- _GIVEN EXERCISE_
Select every line holding the word "Services" and copy it.

* begin DATA TO PROCESS *

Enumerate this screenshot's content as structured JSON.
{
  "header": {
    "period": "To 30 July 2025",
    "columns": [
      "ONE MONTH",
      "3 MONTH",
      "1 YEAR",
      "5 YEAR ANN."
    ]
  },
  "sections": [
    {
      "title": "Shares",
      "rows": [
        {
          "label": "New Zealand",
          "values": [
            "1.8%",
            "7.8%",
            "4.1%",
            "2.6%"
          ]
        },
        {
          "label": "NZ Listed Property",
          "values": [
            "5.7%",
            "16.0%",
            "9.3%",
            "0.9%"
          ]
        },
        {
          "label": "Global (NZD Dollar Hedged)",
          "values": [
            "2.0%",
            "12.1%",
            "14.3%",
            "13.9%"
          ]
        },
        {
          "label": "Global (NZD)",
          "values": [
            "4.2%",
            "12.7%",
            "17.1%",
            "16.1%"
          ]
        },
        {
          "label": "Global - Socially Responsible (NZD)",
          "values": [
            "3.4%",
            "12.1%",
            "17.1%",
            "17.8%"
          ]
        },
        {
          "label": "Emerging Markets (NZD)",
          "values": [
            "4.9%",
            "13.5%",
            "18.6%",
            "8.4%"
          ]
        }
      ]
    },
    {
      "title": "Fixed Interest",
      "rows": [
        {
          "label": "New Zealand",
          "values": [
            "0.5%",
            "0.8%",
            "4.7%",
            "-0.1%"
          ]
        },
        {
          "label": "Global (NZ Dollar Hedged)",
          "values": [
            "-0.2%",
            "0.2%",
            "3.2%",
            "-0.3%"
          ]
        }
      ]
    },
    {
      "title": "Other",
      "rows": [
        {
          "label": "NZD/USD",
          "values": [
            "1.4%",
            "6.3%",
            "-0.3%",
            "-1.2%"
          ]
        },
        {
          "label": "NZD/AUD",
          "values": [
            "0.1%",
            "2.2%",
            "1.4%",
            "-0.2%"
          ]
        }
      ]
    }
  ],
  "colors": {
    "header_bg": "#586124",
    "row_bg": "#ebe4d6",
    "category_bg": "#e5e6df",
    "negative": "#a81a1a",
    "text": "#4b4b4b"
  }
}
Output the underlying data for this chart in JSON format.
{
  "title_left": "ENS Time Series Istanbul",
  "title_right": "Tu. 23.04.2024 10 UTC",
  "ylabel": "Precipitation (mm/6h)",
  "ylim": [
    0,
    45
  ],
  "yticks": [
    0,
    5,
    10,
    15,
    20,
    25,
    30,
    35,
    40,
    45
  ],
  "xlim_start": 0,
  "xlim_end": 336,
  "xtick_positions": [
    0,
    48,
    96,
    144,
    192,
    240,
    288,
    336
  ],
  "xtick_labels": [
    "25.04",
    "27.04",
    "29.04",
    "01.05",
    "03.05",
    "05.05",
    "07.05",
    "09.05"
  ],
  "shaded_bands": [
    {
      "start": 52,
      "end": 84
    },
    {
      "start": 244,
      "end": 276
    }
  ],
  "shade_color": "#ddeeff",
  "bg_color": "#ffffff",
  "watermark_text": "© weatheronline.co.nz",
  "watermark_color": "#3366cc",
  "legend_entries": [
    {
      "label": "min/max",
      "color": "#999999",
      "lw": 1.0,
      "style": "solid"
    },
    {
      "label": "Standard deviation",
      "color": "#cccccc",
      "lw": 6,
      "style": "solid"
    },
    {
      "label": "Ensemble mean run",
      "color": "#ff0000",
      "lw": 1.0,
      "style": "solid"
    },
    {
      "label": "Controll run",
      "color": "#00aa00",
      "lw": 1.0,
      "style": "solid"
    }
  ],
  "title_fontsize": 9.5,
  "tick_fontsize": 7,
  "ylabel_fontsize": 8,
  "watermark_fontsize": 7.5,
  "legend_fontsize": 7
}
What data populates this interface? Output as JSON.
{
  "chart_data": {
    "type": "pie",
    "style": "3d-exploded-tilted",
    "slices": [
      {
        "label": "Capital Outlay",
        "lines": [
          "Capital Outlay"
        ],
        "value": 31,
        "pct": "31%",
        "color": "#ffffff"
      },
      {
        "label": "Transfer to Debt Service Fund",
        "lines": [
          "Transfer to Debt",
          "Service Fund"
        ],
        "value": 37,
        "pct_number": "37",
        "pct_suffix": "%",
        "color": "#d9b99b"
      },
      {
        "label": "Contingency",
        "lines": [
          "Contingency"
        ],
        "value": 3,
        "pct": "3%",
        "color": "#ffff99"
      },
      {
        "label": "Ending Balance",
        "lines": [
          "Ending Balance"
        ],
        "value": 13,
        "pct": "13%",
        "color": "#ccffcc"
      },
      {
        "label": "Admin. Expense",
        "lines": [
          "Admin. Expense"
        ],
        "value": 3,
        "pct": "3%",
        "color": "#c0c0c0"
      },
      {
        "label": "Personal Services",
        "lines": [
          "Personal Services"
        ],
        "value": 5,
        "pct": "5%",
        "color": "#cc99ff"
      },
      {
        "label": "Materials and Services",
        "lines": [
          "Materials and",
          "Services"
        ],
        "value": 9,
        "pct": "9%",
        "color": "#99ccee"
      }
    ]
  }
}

* end DATA TO PROCESS *

- _EXPECTED OUTPUT_
        "label": "Personal Services",
          "Personal Services"
        "label": "Materials and Services",
          "Services"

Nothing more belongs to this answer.